>> Begin MATERIAL

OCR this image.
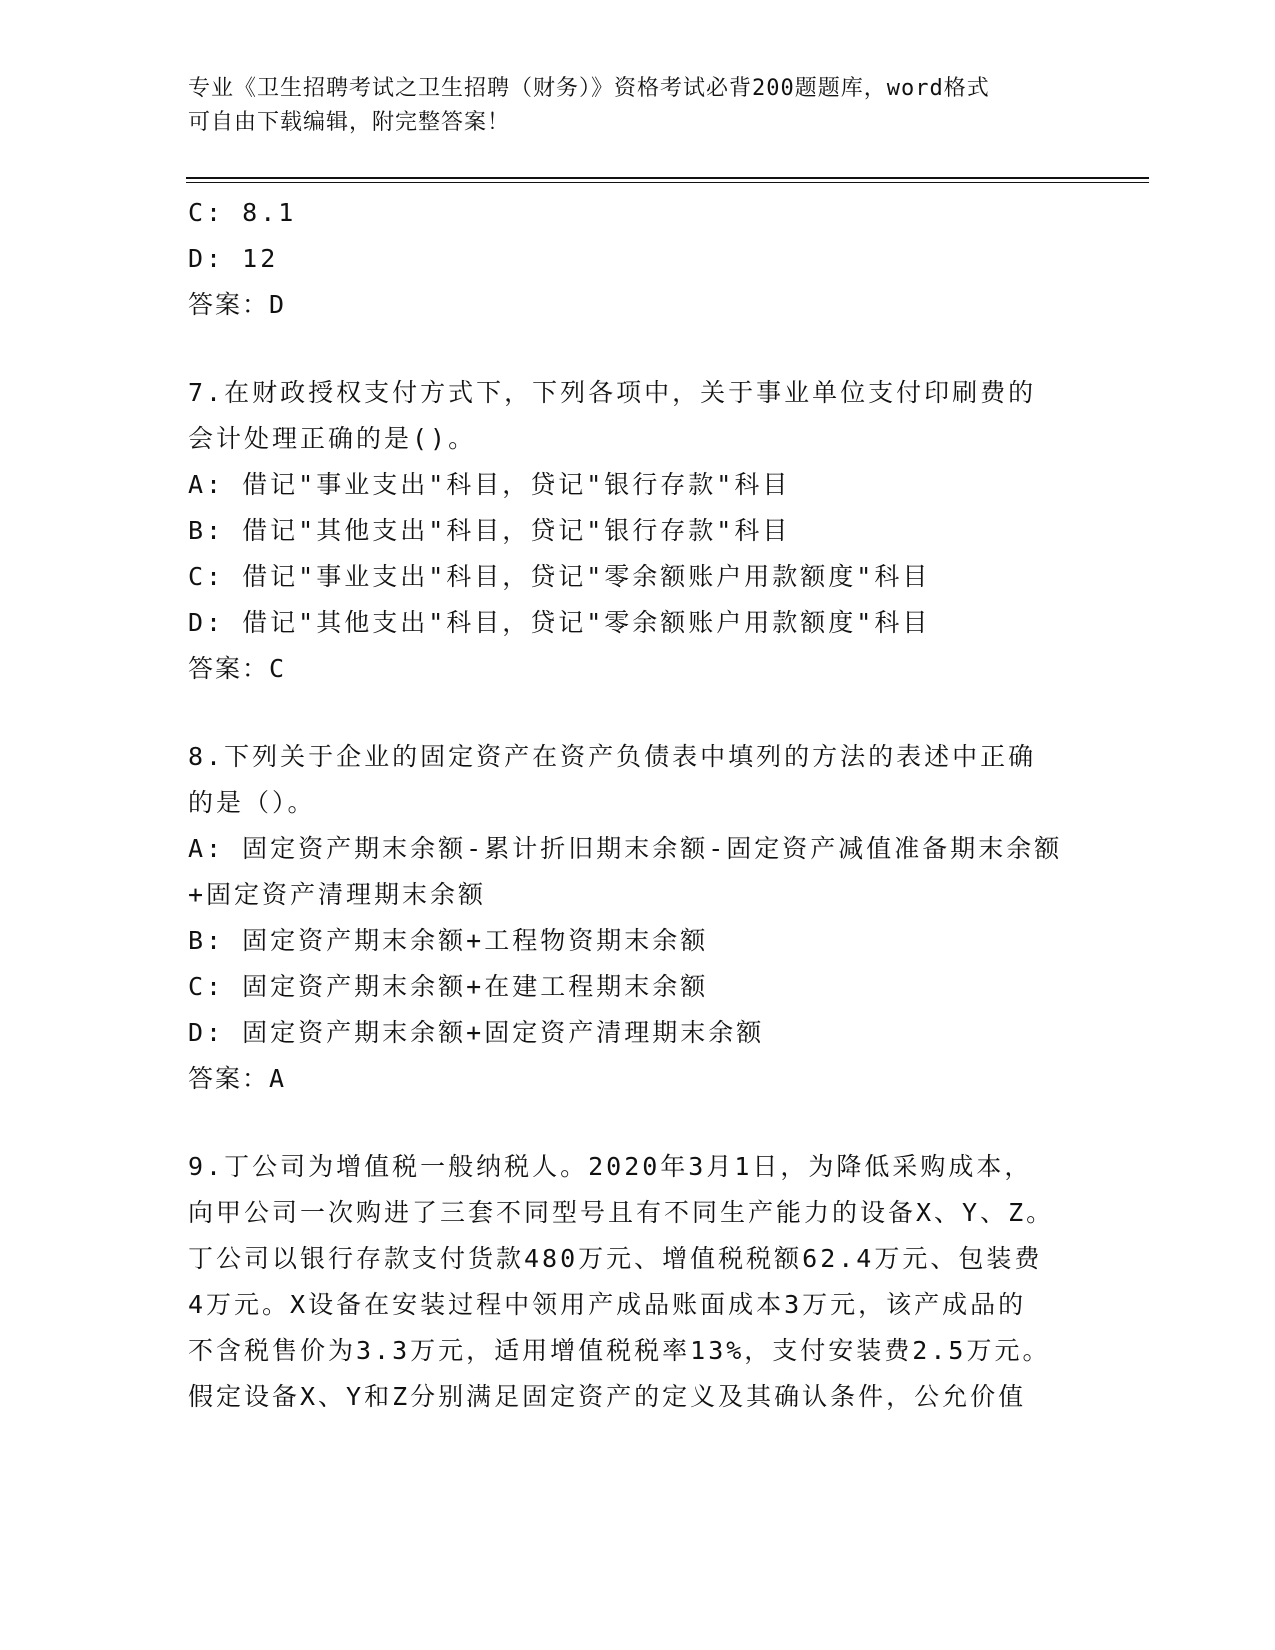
专业《卫生招聘考试之卫生招聘（财务）》资格考试必背200题题库，word格式
可自由下载编辑，附完整答案！
C: 8.1
D: 12
答案：D
7.在财政授权支付方式下，下列各项中，关于事业单位支付印刷费的
会计处理正确的是()。
A: 借记"事业支出"科目，贷记"银行存款"科目
B: 借记"其他支出"科目，贷记"银行存款"科目
C: 借记"事业支出"科目，贷记"零余额账户用款额度"科目
D: 借记"其他支出"科目，贷记"零余额账户用款额度"科目
答案：C
8.下列关于企业的固定资产在资产负债表中填列的方法的表述中正确
的是（）。
A: 固定资产期末余额-累计折旧期末余额-固定资产减值准备期末余额
+固定资产清理期末余额
B: 固定资产期末余额+工程物资期末余额
C: 固定资产期末余额+在建工程期末余额
D: 固定资产期末余额+固定资产清理期末余额
答案：A
9.丁公司为增值税一般纳税人。2020年3月1日，为降低采购成本，
向甲公司一次购进了三套不同型号且有不同生产能力的设备X、Y、Z。
丁公司以银行存款支付货款480万元、增值税税额62.4万元、包装费
4万元。X设备在安装过程中领用产成品账面成本3万元，该产成品的
不含税售价为3.3万元，适用增值税税率13%，支付安装费2.5万元。
假定设备X、Y和Z分别满足固定资产的定义及其确认条件，公允价值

>> End MATERIAL

§ REQUIREMENT
Each entry above is to be written out again unchanged, apart from the pictures, which are left out.

§ RESPONSE FOR THIS EXERCISE
OCR this image.
专业《卫生招聘考试之卫生招聘（财务）》资格考试必背200题题库，word格式
可自由下载编辑，附完整答案！
C: 8.1
D: 12
答案：D
7.在财政授权支付方式下，下列各项中，关于事业单位支付印刷费的
会计处理正确的是()。
A: 借记"事业支出"科目，贷记"银行存款"科目
B: 借记"其他支出"科目，贷记"银行存款"科目
C: 借记"事业支出"科目，贷记"零余额账户用款额度"科目
D: 借记"其他支出"科目，贷记"零余额账户用款额度"科目
答案：C
8.下列关于企业的固定资产在资产负债表中填列的方法的表述中正确
的是（）。
A: 固定资产期末余额-累计折旧期末余额-固定资产减值准备期末余额
+固定资产清理期末余额
B: 固定资产期末余额+工程物资期末余额
C: 固定资产期末余额+在建工程期末余额
D: 固定资产期末余额+固定资产清理期末余额
答案：A
9.丁公司为增值税一般纳税人。2020年3月1日，为降低采购成本，
向甲公司一次购进了三套不同型号且有不同生产能力的设备X、Y、Z。
丁公司以银行存款支付货款480万元、增值税税额62.4万元、包装费
4万元。X设备在安装过程中领用产成品账面成本3万元，该产成品的
不含税售价为3.3万元，适用增值税税率13%，支付安装费2.5万元。
假定设备X、Y和Z分别满足固定资产的定义及其确认条件，公允价值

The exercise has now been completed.